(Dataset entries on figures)
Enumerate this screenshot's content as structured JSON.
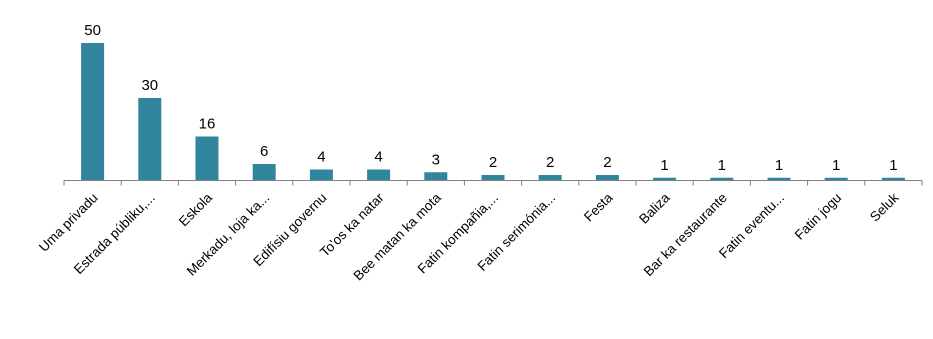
{
  "chart_data": {
    "type": "bar",
    "title": "",
    "xlabel": "",
    "ylabel": "",
    "ylim": [
      0,
      50
    ],
    "grid": false,
    "legend": "none",
    "bar_color": "#31859C",
    "categories": [
      "Uma privadu",
      "Estrada públiku,...",
      "Eskola",
      "Merkadu, loja ka...",
      "Edifísiu governu",
      "To'os ka natar",
      "Bee matan ka mota",
      "Fatin kompañia,...",
      "Fatin serimónia...",
      "Festa",
      "Baliza",
      "Bar ka restaurante",
      "Fatin eventu...",
      "Fatin jogu",
      "Seluk"
    ],
    "values": [
      50,
      30,
      16,
      6,
      4,
      4,
      3,
      2,
      2,
      2,
      1,
      1,
      1,
      1,
      1
    ],
    "value_labels": [
      "50",
      "30",
      "16",
      "6",
      "4",
      "4",
      "3",
      "2",
      "2",
      "2",
      "1",
      "1",
      "1",
      "1",
      "1"
    ]
  }
}
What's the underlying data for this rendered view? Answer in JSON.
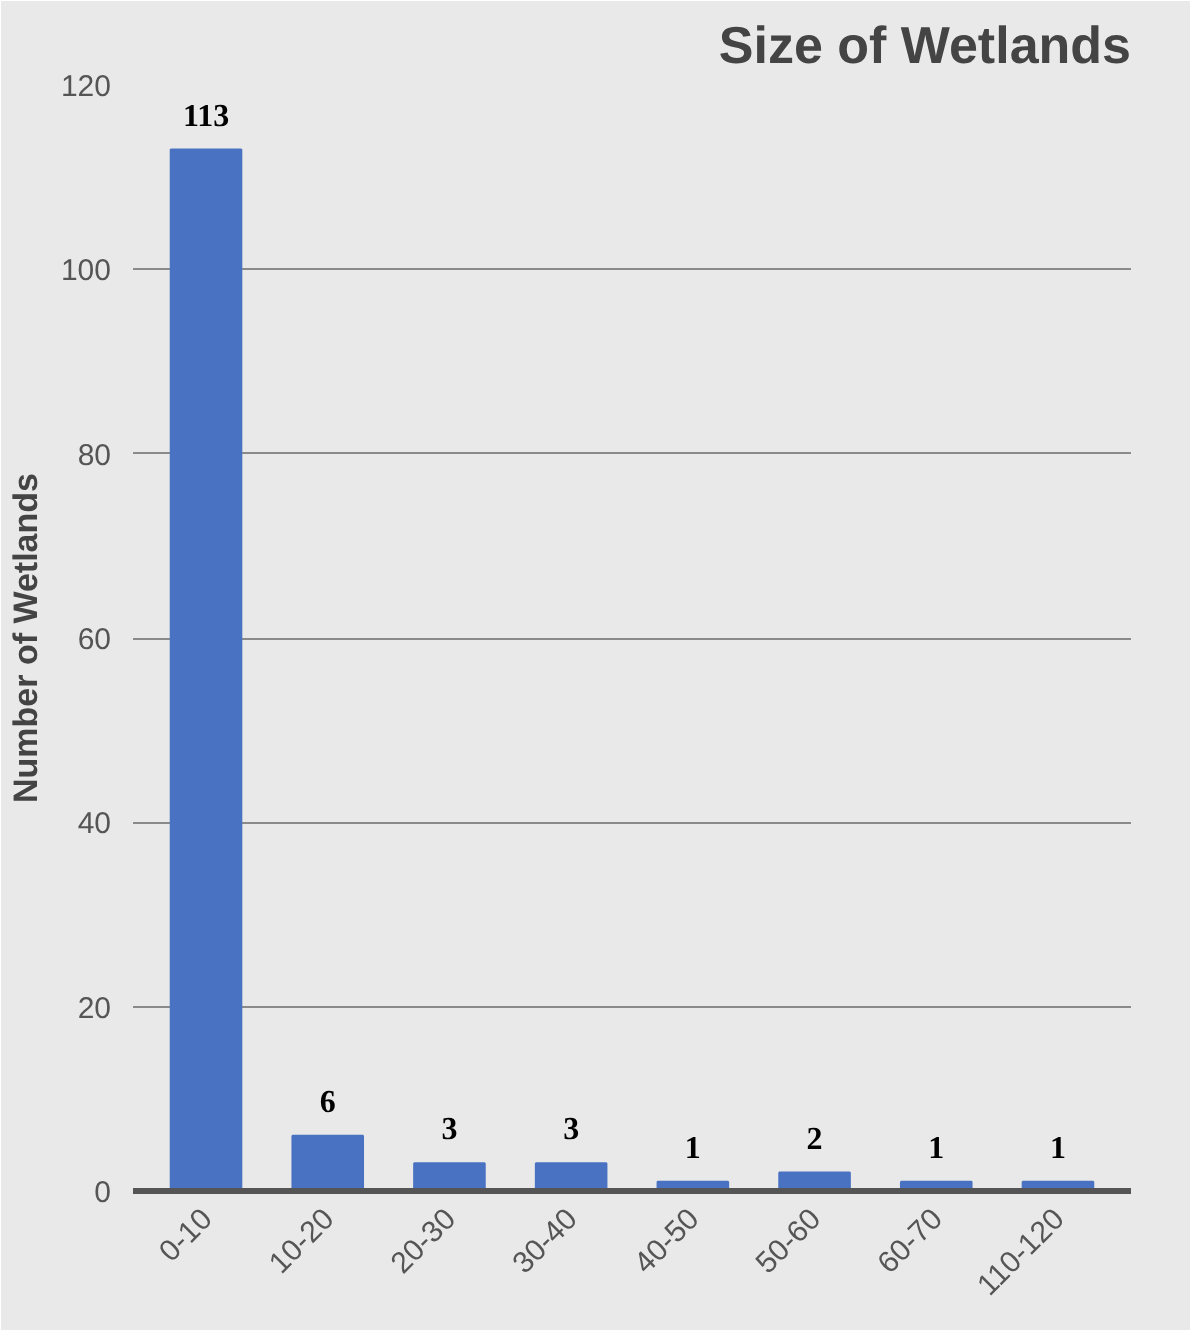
{
  "chart_data": {
    "type": "bar",
    "title": "Size of Wetlands",
    "ylabel": "Number of Wetlands",
    "categories": [
      "0-10",
      "10-20",
      "20-30",
      "30-40",
      "40-50",
      "50-60",
      "60-70",
      "110-120"
    ],
    "values": [
      113,
      6,
      3,
      3,
      1,
      2,
      1,
      1
    ],
    "color": "#4a72c2",
    "ylim": [
      0,
      120
    ],
    "yticks": [
      0,
      20,
      40,
      60,
      80,
      100,
      120
    ],
    "grid": "y",
    "data_labels": true
  }
}
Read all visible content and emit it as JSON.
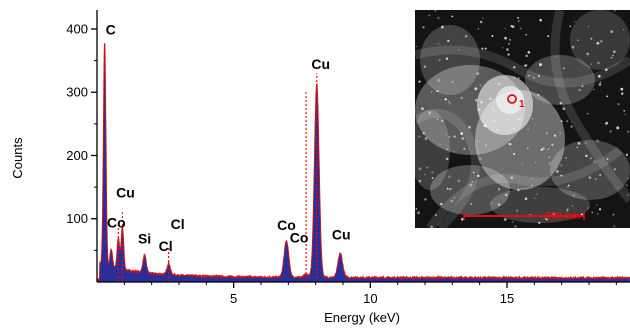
{
  "chart_data": {
    "type": "area",
    "xlabel": "Energy (keV)",
    "ylabel": "Counts",
    "xlim": [
      0,
      19.5
    ],
    "ylim": [
      0,
      430
    ],
    "x_ticks": [
      5,
      10,
      15
    ],
    "y_ticks": [
      100,
      200,
      300,
      400
    ],
    "grid": false,
    "series": [
      {
        "values": [
          {
            "x": 0.28,
            "y": 380
          },
          {
            "x": 0.52,
            "y": 52
          },
          {
            "x": 0.78,
            "y": 70
          },
          {
            "x": 0.93,
            "y": 88
          },
          {
            "x": 1.74,
            "y": 42
          },
          {
            "x": 2.62,
            "y": 30
          },
          {
            "x": 6.93,
            "y": 65
          },
          {
            "x": 7.65,
            "y": 12
          },
          {
            "x": 8.04,
            "y": 313
          },
          {
            "x": 8.9,
            "y": 45
          }
        ]
      }
    ],
    "peak_labels": [
      {
        "text": "C",
        "x": 0.28,
        "y": 380
      },
      {
        "text": "Cu",
        "x": 0.93,
        "y": 88
      },
      {
        "text": "Co",
        "x": 0.78,
        "y": 70
      },
      {
        "text": "Si",
        "x": 1.74,
        "y": 42
      },
      {
        "text": "Cl",
        "x": 2.62,
        "y": 30
      },
      {
        "text": "Cl",
        "x": 2.62,
        "y": 30
      },
      {
        "text": "Co",
        "x": 6.93,
        "y": 65
      },
      {
        "text": "Cu",
        "x": 8.04,
        "y": 313
      },
      {
        "text": "Co",
        "x": 7.65,
        "y": 12
      },
      {
        "text": "Cu",
        "x": 8.9,
        "y": 45
      }
    ],
    "marker_lines": [
      0.78,
      0.93,
      2.62,
      7.65,
      8.04
    ],
    "inset": {
      "point_label": "1",
      "scale_label": "200 nm"
    },
    "colors": {
      "fill": "#2b2d9a",
      "stroke": "#c81818",
      "marker": "#e01010"
    }
  }
}
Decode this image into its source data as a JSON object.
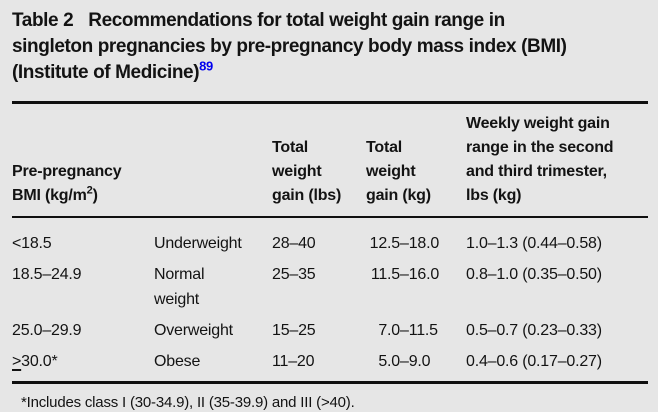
{
  "caption": {
    "label": "Table 2",
    "line1": "Recommendations for total weight gain range in",
    "line2": "singleton pregnancies by pre-pregnancy body mass index (BMI)",
    "line3": "(Institute of Medicine)",
    "reference": "89"
  },
  "table": {
    "headers": {
      "bmi_line1": "Pre-pregnancy",
      "bmi_line2_pre": "BMI (kg/m",
      "bmi_line2_sup": "2",
      "bmi_line2_post": ")",
      "category": "",
      "total_lbs": "Total weight gain (lbs)",
      "total_kg": "Total weight gain (kg)",
      "weekly": "Weekly weight gain range in the second and third trimester, lbs (kg)"
    },
    "dash": "–",
    "rows": [
      {
        "bmi": "<18.5",
        "category": "Underweight",
        "lbs": "28–40",
        "kg_lo": "12.5",
        "kg_hi": "18.0",
        "weekly": "1.0–1.3 (0.44–0.58)"
      },
      {
        "bmi": "18.5–24.9",
        "category": "Normal weight",
        "lbs": "25–35",
        "kg_lo": "11.5",
        "kg_hi": "16.0",
        "weekly": "0.8–1.0 (0.35–0.50)"
      },
      {
        "bmi": "25.0–29.9",
        "category": "Overweight",
        "lbs": "15–25",
        "kg_lo": "7.0",
        "kg_hi": "11.5",
        "weekly": "0.5–0.7 (0.23–0.33)"
      },
      {
        "bmi_symbol": ">",
        "bmi": "30.0*",
        "category": "Obese",
        "lbs": "11–20",
        "kg_lo": "5.0",
        "kg_hi": "9.0",
        "weekly": "0.4–0.6 (0.17–0.27)"
      }
    ]
  },
  "footnote": "*Includes class I (30-34.9), II (35-39.9) and III (>40)."
}
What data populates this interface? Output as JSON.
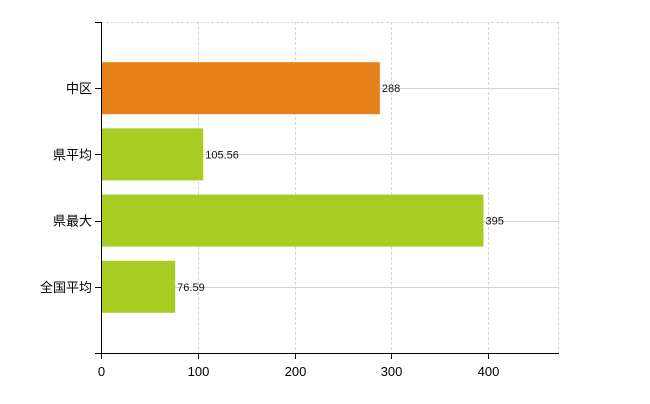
{
  "chart_data": {
    "type": "bar",
    "orientation": "horizontal",
    "categories": [
      "中区",
      "県平均",
      "県最大",
      "全国平均"
    ],
    "values": [
      288,
      105.56,
      395,
      76.59
    ],
    "data_labels": [
      "288",
      "105.56",
      "395",
      "76.59"
    ],
    "bar_colors": [
      "#E8801A",
      "#A8CC22",
      "#A8CC22",
      "#A8CC22"
    ],
    "xlim": [
      0,
      473
    ],
    "xticks": [
      0,
      100,
      200,
      300,
      400
    ],
    "xtick_labels": [
      "0",
      "100",
      "200",
      "300",
      "400"
    ],
    "grid": true,
    "title": "",
    "xlabel": "",
    "ylabel": ""
  }
}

Work instructions: Give every record again exactly, apart from the pictures, which stay out.

Task result:
Enumerate this screenshot's content as structured JSON.
{
  "chart_data": {
    "type": "bar",
    "title": "",
    "xlabel": "",
    "ylabel": "",
    "ylim": [
      0,
      50
    ],
    "grid": false,
    "legend": "none",
    "bar_color": "#31859C",
    "categories": [
      "Uma privadu",
      "Estrada públiku,...",
      "Eskola",
      "Merkadu, loja ka...",
      "Edifísiu governu",
      "To'os ka natar",
      "Bee matan ka mota",
      "Fatin kompañia,...",
      "Fatin serimónia...",
      "Festa",
      "Baliza",
      "Bar ka restaurante",
      "Fatin eventu...",
      "Fatin jogu",
      "Seluk"
    ],
    "values": [
      50,
      30,
      16,
      6,
      4,
      4,
      3,
      2,
      2,
      2,
      1,
      1,
      1,
      1,
      1
    ],
    "value_labels": [
      "50",
      "30",
      "16",
      "6",
      "4",
      "4",
      "3",
      "2",
      "2",
      "2",
      "1",
      "1",
      "1",
      "1",
      "1"
    ]
  }
}
What's the underlying data for this rendered view? Answer in JSON.
{
  "chart_data": {
    "type": "bar",
    "title": "Size of Wetlands",
    "ylabel": "Number of Wetlands",
    "categories": [
      "0-10",
      "10-20",
      "20-30",
      "30-40",
      "40-50",
      "50-60",
      "60-70",
      "110-120"
    ],
    "values": [
      113,
      6,
      3,
      3,
      1,
      2,
      1,
      1
    ],
    "color": "#4a72c2",
    "ylim": [
      0,
      120
    ],
    "yticks": [
      0,
      20,
      40,
      60,
      80,
      100,
      120
    ],
    "grid": "y",
    "data_labels": true
  }
}
Read all visible content and emit it as JSON.
{
  "chart_data": {
    "type": "area",
    "xlabel": "Energy (keV)",
    "ylabel": "Counts",
    "xlim": [
      0,
      19.5
    ],
    "ylim": [
      0,
      430
    ],
    "x_ticks": [
      5,
      10,
      15
    ],
    "y_ticks": [
      100,
      200,
      300,
      400
    ],
    "grid": false,
    "series": [
      {
        "values": [
          {
            "x": 0.28,
            "y": 380
          },
          {
            "x": 0.52,
            "y": 52
          },
          {
            "x": 0.78,
            "y": 70
          },
          {
            "x": 0.93,
            "y": 88
          },
          {
            "x": 1.74,
            "y": 42
          },
          {
            "x": 2.62,
            "y": 30
          },
          {
            "x": 6.93,
            "y": 65
          },
          {
            "x": 7.65,
            "y": 12
          },
          {
            "x": 8.04,
            "y": 313
          },
          {
            "x": 8.9,
            "y": 45
          }
        ]
      }
    ],
    "peak_labels": [
      {
        "text": "C",
        "x": 0.28,
        "y": 380
      },
      {
        "text": "Cu",
        "x": 0.93,
        "y": 88
      },
      {
        "text": "Co",
        "x": 0.78,
        "y": 70
      },
      {
        "text": "Si",
        "x": 1.74,
        "y": 42
      },
      {
        "text": "Cl",
        "x": 2.62,
        "y": 30
      },
      {
        "text": "Cl",
        "x": 2.62,
        "y": 30
      },
      {
        "text": "Co",
        "x": 6.93,
        "y": 65
      },
      {
        "text": "Cu",
        "x": 8.04,
        "y": 313
      },
      {
        "text": "Co",
        "x": 7.65,
        "y": 12
      },
      {
        "text": "Cu",
        "x": 8.9,
        "y": 45
      }
    ],
    "marker_lines": [
      0.78,
      0.93,
      2.62,
      7.65,
      8.04
    ],
    "inset": {
      "point_label": "1",
      "scale_label": "200 nm"
    },
    "colors": {
      "fill": "#2b2d9a",
      "stroke": "#c81818",
      "marker": "#e01010"
    }
  }
}
Decode this image into its source data as a JSON object.
{
  "caption": {
    "label": "Table 2",
    "line1": "Recommendations for total weight gain range in",
    "line2": "singleton pregnancies by pre-pregnancy body mass index (BMI)",
    "line3": "(Institute of Medicine)",
    "reference": "89"
  },
  "table": {
    "headers": {
      "bmi_line1": "Pre-pregnancy",
      "bmi_line2_pre": "BMI (kg/m",
      "bmi_line2_sup": "2",
      "bmi_line2_post": ")",
      "category": "",
      "total_lbs": "Total weight gain (lbs)",
      "total_kg": "Total weight gain (kg)",
      "weekly": "Weekly weight gain range in the second and third trimester, lbs (kg)"
    },
    "dash": "–",
    "rows": [
      {
        "bmi": "<18.5",
        "category": "Underweight",
        "lbs": "28–40",
        "kg_lo": "12.5",
        "kg_hi": "18.0",
        "weekly": "1.0–1.3 (0.44–0.58)"
      },
      {
        "bmi": "18.5–24.9",
        "category": "Normal weight",
        "lbs": "25–35",
        "kg_lo": "11.5",
        "kg_hi": "16.0",
        "weekly": "0.8–1.0 (0.35–0.50)"
      },
      {
        "bmi": "25.0–29.9",
        "category": "Overweight",
        "lbs": "15–25",
        "kg_lo": "7.0",
        "kg_hi": "11.5",
        "weekly": "0.5–0.7 (0.23–0.33)"
      },
      {
        "bmi_symbol": ">",
        "bmi": "30.0*",
        "category": "Obese",
        "lbs": "11–20",
        "kg_lo": "5.0",
        "kg_hi": "9.0",
        "weekly": "0.4–0.6 (0.17–0.27)"
      }
    ]
  },
  "footnote": "*Includes class I (30-34.9), II (35-39.9) and III (>40)."
}
What data populates this interface? Output as JSON.
{
  "chart_data": {
    "type": "bar",
    "orientation": "horizontal",
    "categories": [
      "中区",
      "県平均",
      "県最大",
      "全国平均"
    ],
    "values": [
      288,
      105.56,
      395,
      76.59
    ],
    "data_labels": [
      "288",
      "105.56",
      "395",
      "76.59"
    ],
    "bar_colors": [
      "#E8801A",
      "#A8CC22",
      "#A8CC22",
      "#A8CC22"
    ],
    "xlim": [
      0,
      473
    ],
    "xticks": [
      0,
      100,
      200,
      300,
      400
    ],
    "xtick_labels": [
      "0",
      "100",
      "200",
      "300",
      "400"
    ],
    "grid": true,
    "title": "",
    "xlabel": "",
    "ylabel": ""
  }
}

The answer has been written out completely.